** BEGIN Information supplied **
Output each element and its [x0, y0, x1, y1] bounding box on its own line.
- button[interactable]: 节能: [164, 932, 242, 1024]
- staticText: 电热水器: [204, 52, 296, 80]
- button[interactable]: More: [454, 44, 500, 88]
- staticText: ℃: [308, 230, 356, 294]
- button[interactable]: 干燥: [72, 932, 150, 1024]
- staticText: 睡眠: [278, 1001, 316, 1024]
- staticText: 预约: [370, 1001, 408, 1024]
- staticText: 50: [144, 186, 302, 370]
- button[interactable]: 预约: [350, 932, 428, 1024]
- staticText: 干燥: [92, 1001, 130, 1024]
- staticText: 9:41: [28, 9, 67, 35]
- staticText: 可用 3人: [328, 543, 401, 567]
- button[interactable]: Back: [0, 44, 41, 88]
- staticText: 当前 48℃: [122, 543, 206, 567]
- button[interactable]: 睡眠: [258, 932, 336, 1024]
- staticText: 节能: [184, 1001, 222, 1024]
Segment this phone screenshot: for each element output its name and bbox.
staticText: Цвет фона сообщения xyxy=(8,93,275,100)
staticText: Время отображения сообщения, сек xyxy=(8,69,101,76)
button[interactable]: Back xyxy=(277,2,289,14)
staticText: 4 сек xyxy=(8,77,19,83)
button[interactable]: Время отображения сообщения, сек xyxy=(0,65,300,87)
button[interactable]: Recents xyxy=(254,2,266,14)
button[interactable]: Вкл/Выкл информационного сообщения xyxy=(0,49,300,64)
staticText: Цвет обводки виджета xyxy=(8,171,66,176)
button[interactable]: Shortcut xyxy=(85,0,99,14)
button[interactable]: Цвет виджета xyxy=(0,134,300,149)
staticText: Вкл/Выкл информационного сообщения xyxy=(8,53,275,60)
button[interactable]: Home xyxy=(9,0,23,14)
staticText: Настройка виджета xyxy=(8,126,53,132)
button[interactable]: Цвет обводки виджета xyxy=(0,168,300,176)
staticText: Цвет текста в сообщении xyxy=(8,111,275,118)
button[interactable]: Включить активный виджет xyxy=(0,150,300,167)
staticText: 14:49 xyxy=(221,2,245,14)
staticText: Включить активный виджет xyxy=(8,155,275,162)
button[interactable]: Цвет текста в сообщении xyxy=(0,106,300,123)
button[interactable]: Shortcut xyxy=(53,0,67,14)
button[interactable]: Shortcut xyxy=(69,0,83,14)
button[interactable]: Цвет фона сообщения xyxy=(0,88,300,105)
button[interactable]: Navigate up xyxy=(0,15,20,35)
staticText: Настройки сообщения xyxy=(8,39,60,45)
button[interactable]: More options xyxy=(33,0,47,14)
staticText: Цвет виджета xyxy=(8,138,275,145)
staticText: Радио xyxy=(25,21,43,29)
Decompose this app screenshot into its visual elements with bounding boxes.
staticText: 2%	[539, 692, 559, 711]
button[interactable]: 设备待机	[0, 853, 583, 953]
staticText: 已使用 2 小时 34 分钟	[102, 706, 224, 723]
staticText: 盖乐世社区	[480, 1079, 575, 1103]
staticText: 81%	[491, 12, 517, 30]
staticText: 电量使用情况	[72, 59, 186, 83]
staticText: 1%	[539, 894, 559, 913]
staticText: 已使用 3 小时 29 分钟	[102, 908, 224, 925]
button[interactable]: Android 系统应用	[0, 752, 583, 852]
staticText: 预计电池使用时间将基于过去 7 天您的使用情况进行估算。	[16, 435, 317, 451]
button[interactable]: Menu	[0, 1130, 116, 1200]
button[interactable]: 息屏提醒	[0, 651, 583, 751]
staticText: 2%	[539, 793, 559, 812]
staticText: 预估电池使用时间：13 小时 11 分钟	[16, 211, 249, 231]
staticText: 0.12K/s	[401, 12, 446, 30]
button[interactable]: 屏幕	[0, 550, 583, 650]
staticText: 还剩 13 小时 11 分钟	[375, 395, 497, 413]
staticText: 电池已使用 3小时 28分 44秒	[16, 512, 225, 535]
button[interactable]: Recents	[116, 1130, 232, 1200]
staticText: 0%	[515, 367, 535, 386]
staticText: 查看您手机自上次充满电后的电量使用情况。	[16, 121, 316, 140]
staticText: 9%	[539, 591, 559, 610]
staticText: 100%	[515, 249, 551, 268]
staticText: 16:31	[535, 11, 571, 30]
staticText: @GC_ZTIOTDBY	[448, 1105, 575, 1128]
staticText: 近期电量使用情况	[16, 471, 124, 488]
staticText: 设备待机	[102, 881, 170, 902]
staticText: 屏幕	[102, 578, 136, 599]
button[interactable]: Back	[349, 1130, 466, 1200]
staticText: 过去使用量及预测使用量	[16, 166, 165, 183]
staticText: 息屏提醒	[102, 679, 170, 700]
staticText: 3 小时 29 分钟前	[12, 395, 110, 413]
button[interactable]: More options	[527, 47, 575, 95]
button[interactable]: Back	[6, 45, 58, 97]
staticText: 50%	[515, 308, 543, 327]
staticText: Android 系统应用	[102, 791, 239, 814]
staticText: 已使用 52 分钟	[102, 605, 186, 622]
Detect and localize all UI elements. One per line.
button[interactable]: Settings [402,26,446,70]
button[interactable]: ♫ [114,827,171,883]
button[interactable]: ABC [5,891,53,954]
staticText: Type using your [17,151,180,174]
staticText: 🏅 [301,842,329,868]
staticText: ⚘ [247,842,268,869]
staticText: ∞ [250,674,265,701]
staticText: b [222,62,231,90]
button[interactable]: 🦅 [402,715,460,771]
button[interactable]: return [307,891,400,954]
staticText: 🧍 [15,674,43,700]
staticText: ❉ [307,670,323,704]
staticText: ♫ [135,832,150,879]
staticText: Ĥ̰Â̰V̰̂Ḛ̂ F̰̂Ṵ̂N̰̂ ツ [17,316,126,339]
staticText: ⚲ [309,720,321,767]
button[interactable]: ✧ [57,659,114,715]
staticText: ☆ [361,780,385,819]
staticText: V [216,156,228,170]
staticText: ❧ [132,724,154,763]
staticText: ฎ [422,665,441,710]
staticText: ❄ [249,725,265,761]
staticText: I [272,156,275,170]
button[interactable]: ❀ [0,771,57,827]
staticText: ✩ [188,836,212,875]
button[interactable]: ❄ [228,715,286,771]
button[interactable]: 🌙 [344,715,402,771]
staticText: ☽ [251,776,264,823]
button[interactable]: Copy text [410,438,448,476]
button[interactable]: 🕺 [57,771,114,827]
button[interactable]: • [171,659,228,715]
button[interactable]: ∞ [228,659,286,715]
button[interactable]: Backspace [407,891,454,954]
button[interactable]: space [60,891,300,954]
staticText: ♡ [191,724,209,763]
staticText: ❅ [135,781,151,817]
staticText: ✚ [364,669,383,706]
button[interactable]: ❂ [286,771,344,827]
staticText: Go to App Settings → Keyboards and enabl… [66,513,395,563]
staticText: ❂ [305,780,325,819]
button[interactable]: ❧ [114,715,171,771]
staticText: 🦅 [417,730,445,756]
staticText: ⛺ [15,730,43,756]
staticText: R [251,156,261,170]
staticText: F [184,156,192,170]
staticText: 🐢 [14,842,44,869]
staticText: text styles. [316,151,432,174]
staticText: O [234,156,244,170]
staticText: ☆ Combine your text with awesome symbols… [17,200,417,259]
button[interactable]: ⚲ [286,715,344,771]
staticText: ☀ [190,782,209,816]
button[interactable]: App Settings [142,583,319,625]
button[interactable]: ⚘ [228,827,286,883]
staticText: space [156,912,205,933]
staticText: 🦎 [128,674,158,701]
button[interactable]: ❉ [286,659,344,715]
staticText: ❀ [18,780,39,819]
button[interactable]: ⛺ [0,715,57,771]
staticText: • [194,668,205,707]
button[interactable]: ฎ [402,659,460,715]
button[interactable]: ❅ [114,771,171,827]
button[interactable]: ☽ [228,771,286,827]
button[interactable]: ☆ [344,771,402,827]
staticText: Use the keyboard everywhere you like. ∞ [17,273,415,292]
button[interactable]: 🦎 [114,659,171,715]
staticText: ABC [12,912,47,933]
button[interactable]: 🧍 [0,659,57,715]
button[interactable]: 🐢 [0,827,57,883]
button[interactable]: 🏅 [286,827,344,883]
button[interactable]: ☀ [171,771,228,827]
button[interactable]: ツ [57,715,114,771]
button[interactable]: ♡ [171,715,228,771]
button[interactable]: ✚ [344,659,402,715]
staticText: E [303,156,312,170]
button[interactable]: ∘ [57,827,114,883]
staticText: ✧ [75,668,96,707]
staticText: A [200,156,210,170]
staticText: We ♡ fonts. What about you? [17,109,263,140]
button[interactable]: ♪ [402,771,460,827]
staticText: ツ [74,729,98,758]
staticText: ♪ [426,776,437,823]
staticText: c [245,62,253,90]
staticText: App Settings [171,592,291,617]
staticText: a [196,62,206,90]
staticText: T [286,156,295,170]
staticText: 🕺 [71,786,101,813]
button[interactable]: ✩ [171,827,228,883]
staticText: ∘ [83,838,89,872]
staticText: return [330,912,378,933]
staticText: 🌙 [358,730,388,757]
** END Information supplied **
Requirement. Rename "Back" to "Назад" in the lines from the first one through the line with "staticText: Включить активный", and give those lines again with nothing else changed.

Full answer.
Output each element and its [x0, y0, x1, y1] bounding box on its own line.
- button[interactable]: 节能: [164, 932, 242, 1024]
- staticText: 电热水器: [204, 52, 296, 80]
- button[interactable]: More: [454, 44, 500, 88]
- staticText: ℃: [308, 230, 356, 294]
- button[interactable]: 干燥: [72, 932, 150, 1024]
- staticText: 睡眠: [278, 1001, 316, 1024]
- staticText: 预约: [370, 1001, 408, 1024]
- staticText: 50: [144, 186, 302, 370]
- button[interactable]: 预约: [350, 932, 428, 1024]
- staticText: 干燥: [92, 1001, 130, 1024]
- staticText: 9:41: [28, 9, 67, 35]
- staticText: 可用 3人: [328, 543, 401, 567]
- button[interactable]: Назад: [0, 44, 41, 88]
- staticText: 当前 48℃: [122, 543, 206, 567]
- button[interactable]: 睡眠: [258, 932, 336, 1024]
- staticText: 节能: [184, 1001, 222, 1024]
Segment this phone screenshot: for each element output its name and bbox.
staticText: Цвет фона сообщения xyxy=(8,93,275,100)
staticText: Время отображения сообщения, сек xyxy=(8,69,101,76)
button[interactable]: Назад xyxy=(277,2,289,14)
staticText: 4 сек xyxy=(8,77,19,83)
button[interactable]: Время отображения сообщения, сек xyxy=(0,65,300,87)
button[interactable]: Recents xyxy=(254,2,266,14)
button[interactable]: Вкл/Выкл информационного сообщения xyxy=(0,49,300,64)
staticText: Цвет обводки виджета xyxy=(8,171,66,176)
button[interactable]: Shortcut xyxy=(85,0,99,14)
button[interactable]: Цвет виджета xyxy=(0,134,300,149)
staticText: Вкл/Выкл информационного сообщения xyxy=(8,53,275,60)
button[interactable]: Home xyxy=(9,0,23,14)
staticText: Настройка виджета xyxy=(8,126,53,132)
button[interactable]: Цвет обводки виджета xyxy=(0,168,300,176)
staticText: Цвет текста в сообщении xyxy=(8,111,275,118)
button[interactable]: Включить активный виджет xyxy=(0,150,300,167)
staticText: 14:49 xyxy=(221,2,245,14)
staticText: Включить активный виджет xyxy=(8,155,275,162)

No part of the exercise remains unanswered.